> _What you will do_
What follows is a set of entries. Give them again exactly, without the pictures.

== Dataset ==

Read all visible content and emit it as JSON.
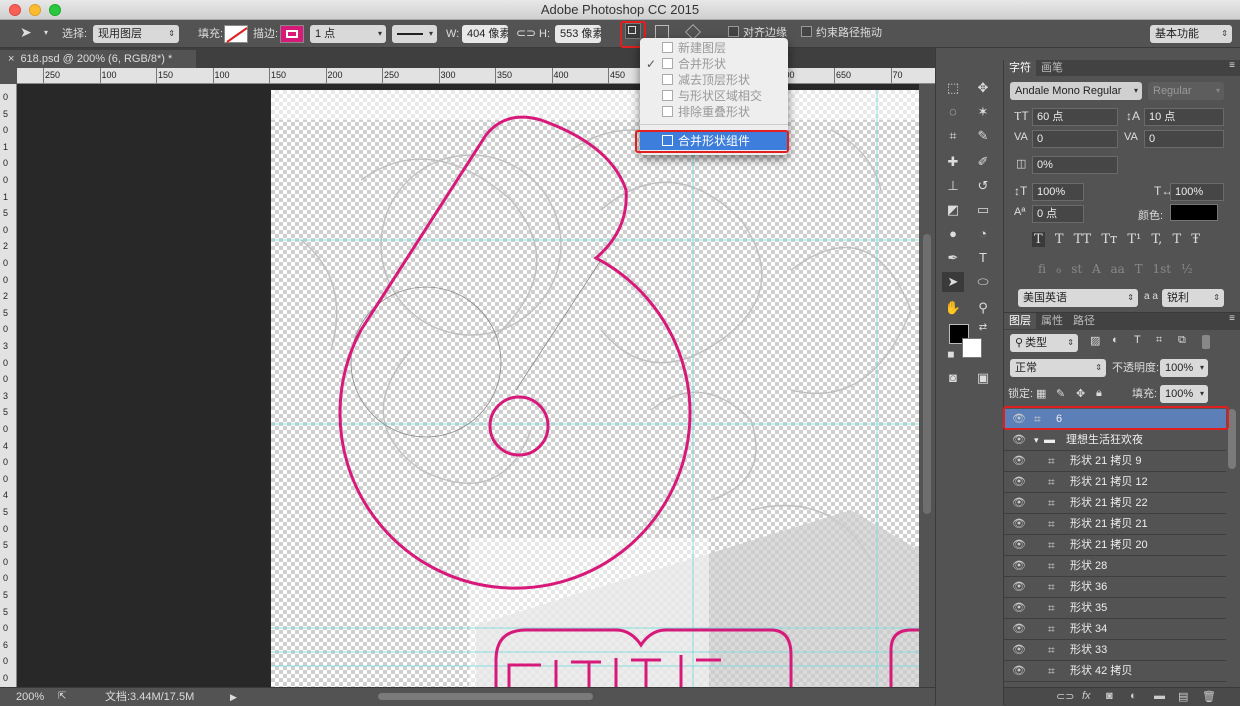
{
  "app_title": "Adobe Photoshop CC 2015",
  "options": {
    "select_label": "选择:",
    "select_value": "现用图层",
    "fill_label": "填充:",
    "stroke_label": "描边:",
    "stroke_size": "1 点",
    "w_label": "W:",
    "w_value": "404 像素",
    "h_label": "H:",
    "h_value": "553 像素",
    "align_edges": "对齐边缘",
    "constrain_path": "约束路径拖动",
    "workspace": "基本功能"
  },
  "document": {
    "tab": "618.psd @ 200% (6, RGB/8*) *"
  },
  "ruler": {
    "h": [
      "250",
      "100",
      "150",
      "100",
      "150",
      "200",
      "250",
      "300",
      "350",
      "400",
      "450",
      "500",
      "550",
      "600",
      "650",
      "70"
    ],
    "v": [
      "0",
      "5",
      "0",
      "1",
      "0",
      "0",
      "1",
      "5",
      "0",
      "2",
      "0",
      "0",
      "2",
      "5",
      "0",
      "3",
      "0",
      "0",
      "3",
      "5",
      "0",
      "4",
      "0",
      "0",
      "4",
      "5",
      "0",
      "5",
      "0",
      "0",
      "5",
      "5",
      "0",
      "6",
      "0",
      "0"
    ]
  },
  "path_menu": {
    "items": [
      {
        "label": "新建图层",
        "checked": false
      },
      {
        "label": "合并形状",
        "checked": true
      },
      {
        "label": "减去顶层形状",
        "checked": false
      },
      {
        "label": "与形状区域相交",
        "checked": false
      },
      {
        "label": "排除重叠形状",
        "checked": false
      }
    ],
    "selected": "合并形状组件"
  },
  "status": {
    "zoom": "200%",
    "doc": "文档:3.44M/17.5M"
  },
  "character": {
    "tabs": [
      "字符",
      "画笔"
    ],
    "font": "Andale Mono Regular",
    "style": "Regular",
    "size": "60 点",
    "leading": "10 点",
    "kerning": "0",
    "tracking": "0",
    "scale_pct": "0%",
    "vscale": "100%",
    "hscale": "100%",
    "baseline": "0 点",
    "color_label": "颜色:",
    "language": "美国英语",
    "aa_label": "a a",
    "antialias": "锐利",
    "type_buttons": [
      "T",
      "T",
      "TT",
      "Tт",
      "T¹",
      "T,",
      "T",
      "Ŧ"
    ],
    "ot_buttons": [
      "fi",
      "ℴ",
      "st",
      "A",
      "aa",
      "T",
      "1st",
      "½"
    ]
  },
  "layers": {
    "tabs": [
      "图层",
      "属性",
      "路径"
    ],
    "filter": "类型",
    "blend": "正常",
    "opacity_label": "不透明度:",
    "opacity": "100%",
    "lock_label": "锁定:",
    "fill_label": "填充:",
    "fill": "100%",
    "rows": [
      {
        "name": "6",
        "selected": true,
        "group": false
      },
      {
        "name": "理想生活狂欢夜",
        "selected": false,
        "group": true
      },
      {
        "name": "形状 21 拷贝 9"
      },
      {
        "name": "形状 21 拷贝 12"
      },
      {
        "name": "形状 21 拷贝 22"
      },
      {
        "name": "形状 21 拷贝 21"
      },
      {
        "name": "形状 21 拷贝 20"
      },
      {
        "name": "形状 28"
      },
      {
        "name": "形状 36"
      },
      {
        "name": "形状 35"
      },
      {
        "name": "形状 34"
      },
      {
        "name": "形状 33"
      },
      {
        "name": "形状 42 拷贝"
      }
    ]
  },
  "colors": {
    "accent": "#3d7ddc",
    "shape_stroke": "#d7197a",
    "highlight": "#e02020"
  }
}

===

> _The completed task_
Read all visible content and emit it as JSON.
{
  "app_title": "Adobe Photoshop CC 2015",
  "options": {
    "select_label": "选择:",
    "select_value": "现用图层",
    "fill_label": "填充:",
    "stroke_label": "描边:",
    "stroke_size": "1 点",
    "w_label": "W:",
    "w_value": "404 像素",
    "h_label": "H:",
    "h_value": "553 像素",
    "align_edges": "对齐边缘",
    "constrain_path": "约束路径拖动",
    "workspace": "基本功能"
  },
  "document": {
    "tab": "618.psd @ 200% (6, RGB/8*) *"
  },
  "ruler": {
    "h": [
      "250",
      "100",
      "150",
      "100",
      "150",
      "200",
      "250",
      "300",
      "350",
      "400",
      "450",
      "500",
      "550",
      "600",
      "650",
      "70"
    ],
    "v": [
      "0",
      "5",
      "0",
      "1",
      "0",
      "0",
      "1",
      "5",
      "0",
      "2",
      "0",
      "0",
      "2",
      "5",
      "0",
      "3",
      "0",
      "0",
      "3",
      "5",
      "0",
      "4",
      "0",
      "0",
      "4",
      "5",
      "0",
      "5",
      "0",
      "0",
      "5",
      "5",
      "0",
      "6",
      "0",
      "0"
    ]
  },
  "path_menu": {
    "items": [
      {
        "label": "新建图层",
        "checked": false
      },
      {
        "label": "合并形状",
        "checked": true
      },
      {
        "label": "减去顶层形状",
        "checked": false
      },
      {
        "label": "与形状区域相交",
        "checked": false
      },
      {
        "label": "排除重叠形状",
        "checked": false
      }
    ],
    "selected": "合并形状组件"
  },
  "status": {
    "zoom": "200%",
    "doc": "文档:3.44M/17.5M"
  },
  "character": {
    "tabs": [
      "字符",
      "画笔"
    ],
    "font": "Andale Mono Regular",
    "style": "Regular",
    "size": "60 点",
    "leading": "10 点",
    "kerning": "0",
    "tracking": "0",
    "scale_pct": "0%",
    "vscale": "100%",
    "hscale": "100%",
    "baseline": "0 点",
    "color_label": "颜色:",
    "language": "美国英语",
    "aa_label": "a a",
    "antialias": "锐利",
    "type_buttons": [
      "T",
      "T",
      "TT",
      "Tт",
      "T¹",
      "T,",
      "T",
      "Ŧ"
    ],
    "ot_buttons": [
      "fi",
      "ℴ",
      "st",
      "A",
      "aa",
      "T",
      "1st",
      "½"
    ]
  },
  "layers": {
    "tabs": [
      "图层",
      "属性",
      "路径"
    ],
    "filter": "类型",
    "blend": "正常",
    "opacity_label": "不透明度:",
    "opacity": "100%",
    "lock_label": "锁定:",
    "fill_label": "填充:",
    "fill": "100%",
    "rows": [
      {
        "name": "6",
        "selected": true,
        "group": false
      },
      {
        "name": "理想生活狂欢夜",
        "selected": false,
        "group": true
      },
      {
        "name": "形状 21 拷贝 9"
      },
      {
        "name": "形状 21 拷贝 12"
      },
      {
        "name": "形状 21 拷贝 22"
      },
      {
        "name": "形状 21 拷贝 21"
      },
      {
        "name": "形状 21 拷贝 20"
      },
      {
        "name": "形状 28"
      },
      {
        "name": "形状 36"
      },
      {
        "name": "形状 35"
      },
      {
        "name": "形状 34"
      },
      {
        "name": "形状 33"
      },
      {
        "name": "形状 42 拷贝"
      }
    ]
  },
  "colors": {
    "accent": "#3d7ddc",
    "shape_stroke": "#d7197a",
    "highlight": "#e02020"
  }
}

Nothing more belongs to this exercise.